■ **Entries provided**:
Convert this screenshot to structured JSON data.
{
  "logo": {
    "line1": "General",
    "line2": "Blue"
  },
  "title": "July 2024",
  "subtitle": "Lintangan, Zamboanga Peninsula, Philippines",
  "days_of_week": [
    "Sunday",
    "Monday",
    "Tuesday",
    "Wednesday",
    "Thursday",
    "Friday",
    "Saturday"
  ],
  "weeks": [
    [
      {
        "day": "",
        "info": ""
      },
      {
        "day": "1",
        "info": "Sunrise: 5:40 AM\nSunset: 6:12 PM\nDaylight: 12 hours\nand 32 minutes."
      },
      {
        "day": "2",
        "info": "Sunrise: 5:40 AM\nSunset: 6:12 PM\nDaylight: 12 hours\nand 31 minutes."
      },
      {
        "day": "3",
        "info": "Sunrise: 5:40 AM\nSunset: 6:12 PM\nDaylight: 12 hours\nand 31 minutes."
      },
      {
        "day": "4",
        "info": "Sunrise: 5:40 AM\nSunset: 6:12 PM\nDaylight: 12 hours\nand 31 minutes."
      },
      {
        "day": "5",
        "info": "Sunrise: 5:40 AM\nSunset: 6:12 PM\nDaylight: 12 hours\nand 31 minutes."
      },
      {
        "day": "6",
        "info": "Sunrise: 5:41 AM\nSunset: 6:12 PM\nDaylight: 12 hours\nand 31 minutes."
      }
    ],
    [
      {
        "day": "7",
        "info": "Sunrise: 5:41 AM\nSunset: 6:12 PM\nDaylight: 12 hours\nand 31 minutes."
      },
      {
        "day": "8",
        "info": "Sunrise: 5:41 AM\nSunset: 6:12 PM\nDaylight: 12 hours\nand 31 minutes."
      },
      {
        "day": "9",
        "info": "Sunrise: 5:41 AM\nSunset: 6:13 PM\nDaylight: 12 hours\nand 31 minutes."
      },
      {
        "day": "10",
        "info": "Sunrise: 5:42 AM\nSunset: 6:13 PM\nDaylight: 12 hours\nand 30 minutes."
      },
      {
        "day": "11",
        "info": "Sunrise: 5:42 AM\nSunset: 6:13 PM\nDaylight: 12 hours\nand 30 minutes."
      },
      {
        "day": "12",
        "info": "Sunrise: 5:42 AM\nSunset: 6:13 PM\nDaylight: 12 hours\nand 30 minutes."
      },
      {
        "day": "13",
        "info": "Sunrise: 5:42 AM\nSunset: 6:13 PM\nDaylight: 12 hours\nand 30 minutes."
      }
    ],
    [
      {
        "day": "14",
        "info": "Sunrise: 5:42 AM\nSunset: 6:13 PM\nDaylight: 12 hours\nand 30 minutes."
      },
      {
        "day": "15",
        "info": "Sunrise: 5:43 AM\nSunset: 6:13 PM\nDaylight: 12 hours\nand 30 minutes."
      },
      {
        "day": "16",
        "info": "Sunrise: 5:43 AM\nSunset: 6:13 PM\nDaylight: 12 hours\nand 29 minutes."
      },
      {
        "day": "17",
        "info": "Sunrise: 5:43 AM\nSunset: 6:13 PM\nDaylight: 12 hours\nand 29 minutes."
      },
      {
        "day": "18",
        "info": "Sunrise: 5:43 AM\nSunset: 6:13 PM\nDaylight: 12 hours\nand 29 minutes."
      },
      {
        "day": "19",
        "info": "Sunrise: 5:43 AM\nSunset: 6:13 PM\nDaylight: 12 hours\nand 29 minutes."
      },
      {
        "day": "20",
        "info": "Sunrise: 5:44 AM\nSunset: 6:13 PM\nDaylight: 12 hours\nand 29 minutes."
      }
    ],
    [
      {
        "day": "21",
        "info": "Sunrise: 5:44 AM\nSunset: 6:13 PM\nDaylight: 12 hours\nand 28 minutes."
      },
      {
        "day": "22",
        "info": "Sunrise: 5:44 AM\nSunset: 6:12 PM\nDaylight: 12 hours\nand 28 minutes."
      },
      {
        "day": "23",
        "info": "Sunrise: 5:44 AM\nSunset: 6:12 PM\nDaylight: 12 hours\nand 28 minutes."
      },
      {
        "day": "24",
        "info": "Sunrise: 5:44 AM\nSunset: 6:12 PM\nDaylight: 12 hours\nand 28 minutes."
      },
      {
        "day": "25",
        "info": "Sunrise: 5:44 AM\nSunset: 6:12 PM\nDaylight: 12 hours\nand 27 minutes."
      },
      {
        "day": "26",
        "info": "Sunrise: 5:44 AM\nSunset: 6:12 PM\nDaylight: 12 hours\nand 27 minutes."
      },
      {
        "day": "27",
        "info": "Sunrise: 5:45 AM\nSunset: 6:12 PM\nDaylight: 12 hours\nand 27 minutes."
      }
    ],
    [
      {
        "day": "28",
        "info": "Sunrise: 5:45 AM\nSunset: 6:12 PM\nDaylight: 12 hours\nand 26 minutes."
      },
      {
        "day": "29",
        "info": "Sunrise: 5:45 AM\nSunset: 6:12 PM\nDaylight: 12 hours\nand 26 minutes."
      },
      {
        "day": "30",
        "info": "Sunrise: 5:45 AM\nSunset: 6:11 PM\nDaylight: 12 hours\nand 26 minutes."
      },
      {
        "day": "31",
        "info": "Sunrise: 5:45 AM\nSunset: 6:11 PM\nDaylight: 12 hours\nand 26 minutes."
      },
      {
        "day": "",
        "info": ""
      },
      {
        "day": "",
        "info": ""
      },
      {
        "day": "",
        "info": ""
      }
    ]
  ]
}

■ **What the task asks**:
Type out the entries again, word for word.

■ **Problem solution**:
Convert this screenshot to structured JSON data.
{
  "logo": {
    "line1": "General",
    "line2": "Blue"
  },
  "title": "July 2024",
  "subtitle": "Lintangan, Zamboanga Peninsula, Philippines",
  "days_of_week": [
    "Sunday",
    "Monday",
    "Tuesday",
    "Wednesday",
    "Thursday",
    "Friday",
    "Saturday"
  ],
  "weeks": [
    [
      {
        "day": "",
        "info": ""
      },
      {
        "day": "1",
        "info": "Sunrise: 5:40 AM\nSunset: 6:12 PM\nDaylight: 12 hours\nand 32 minutes."
      },
      {
        "day": "2",
        "info": "Sunrise: 5:40 AM\nSunset: 6:12 PM\nDaylight: 12 hours\nand 31 minutes."
      },
      {
        "day": "3",
        "info": "Sunrise: 5:40 AM\nSunset: 6:12 PM\nDaylight: 12 hours\nand 31 minutes."
      },
      {
        "day": "4",
        "info": "Sunrise: 5:40 AM\nSunset: 6:12 PM\nDaylight: 12 hours\nand 31 minutes."
      },
      {
        "day": "5",
        "info": "Sunrise: 5:40 AM\nSunset: 6:12 PM\nDaylight: 12 hours\nand 31 minutes."
      },
      {
        "day": "6",
        "info": "Sunrise: 5:41 AM\nSunset: 6:12 PM\nDaylight: 12 hours\nand 31 minutes."
      }
    ],
    [
      {
        "day": "7",
        "info": "Sunrise: 5:41 AM\nSunset: 6:12 PM\nDaylight: 12 hours\nand 31 minutes."
      },
      {
        "day": "8",
        "info": "Sunrise: 5:41 AM\nSunset: 6:12 PM\nDaylight: 12 hours\nand 31 minutes."
      },
      {
        "day": "9",
        "info": "Sunrise: 5:41 AM\nSunset: 6:13 PM\nDaylight: 12 hours\nand 31 minutes."
      },
      {
        "day": "10",
        "info": "Sunrise: 5:42 AM\nSunset: 6:13 PM\nDaylight: 12 hours\nand 30 minutes."
      },
      {
        "day": "11",
        "info": "Sunrise: 5:42 AM\nSunset: 6:13 PM\nDaylight: 12 hours\nand 30 minutes."
      },
      {
        "day": "12",
        "info": "Sunrise: 5:42 AM\nSunset: 6:13 PM\nDaylight: 12 hours\nand 30 minutes."
      },
      {
        "day": "13",
        "info": "Sunrise: 5:42 AM\nSunset: 6:13 PM\nDaylight: 12 hours\nand 30 minutes."
      }
    ],
    [
      {
        "day": "14",
        "info": "Sunrise: 5:42 AM\nSunset: 6:13 PM\nDaylight: 12 hours\nand 30 minutes."
      },
      {
        "day": "15",
        "info": "Sunrise: 5:43 AM\nSunset: 6:13 PM\nDaylight: 12 hours\nand 30 minutes."
      },
      {
        "day": "16",
        "info": "Sunrise: 5:43 AM\nSunset: 6:13 PM\nDaylight: 12 hours\nand 29 minutes."
      },
      {
        "day": "17",
        "info": "Sunrise: 5:43 AM\nSunset: 6:13 PM\nDaylight: 12 hours\nand 29 minutes."
      },
      {
        "day": "18",
        "info": "Sunrise: 5:43 AM\nSunset: 6:13 PM\nDaylight: 12 hours\nand 29 minutes."
      },
      {
        "day": "19",
        "info": "Sunrise: 5:43 AM\nSunset: 6:13 PM\nDaylight: 12 hours\nand 29 minutes."
      },
      {
        "day": "20",
        "info": "Sunrise: 5:44 AM\nSunset: 6:13 PM\nDaylight: 12 hours\nand 29 minutes."
      }
    ],
    [
      {
        "day": "21",
        "info": "Sunrise: 5:44 AM\nSunset: 6:13 PM\nDaylight: 12 hours\nand 28 minutes."
      },
      {
        "day": "22",
        "info": "Sunrise: 5:44 AM\nSunset: 6:12 PM\nDaylight: 12 hours\nand 28 minutes."
      },
      {
        "day": "23",
        "info": "Sunrise: 5:44 AM\nSunset: 6:12 PM\nDaylight: 12 hours\nand 28 minutes."
      },
      {
        "day": "24",
        "info": "Sunrise: 5:44 AM\nSunset: 6:12 PM\nDaylight: 12 hours\nand 28 minutes."
      },
      {
        "day": "25",
        "info": "Sunrise: 5:44 AM\nSunset: 6:12 PM\nDaylight: 12 hours\nand 27 minutes."
      },
      {
        "day": "26",
        "info": "Sunrise: 5:44 AM\nSunset: 6:12 PM\nDaylight: 12 hours\nand 27 minutes."
      },
      {
        "day": "27",
        "info": "Sunrise: 5:45 AM\nSunset: 6:12 PM\nDaylight: 12 hours\nand 27 minutes."
      }
    ],
    [
      {
        "day": "28",
        "info": "Sunrise: 5:45 AM\nSunset: 6:12 PM\nDaylight: 12 hours\nand 26 minutes."
      },
      {
        "day": "29",
        "info": "Sunrise: 5:45 AM\nSunset: 6:12 PM\nDaylight: 12 hours\nand 26 minutes."
      },
      {
        "day": "30",
        "info": "Sunrise: 5:45 AM\nSunset: 6:11 PM\nDaylight: 12 hours\nand 26 minutes."
      },
      {
        "day": "31",
        "info": "Sunrise: 5:45 AM\nSunset: 6:11 PM\nDaylight: 12 hours\nand 26 minutes."
      },
      {
        "day": "",
        "info": ""
      },
      {
        "day": "",
        "info": ""
      },
      {
        "day": "",
        "info": ""
      }
    ]
  ]
}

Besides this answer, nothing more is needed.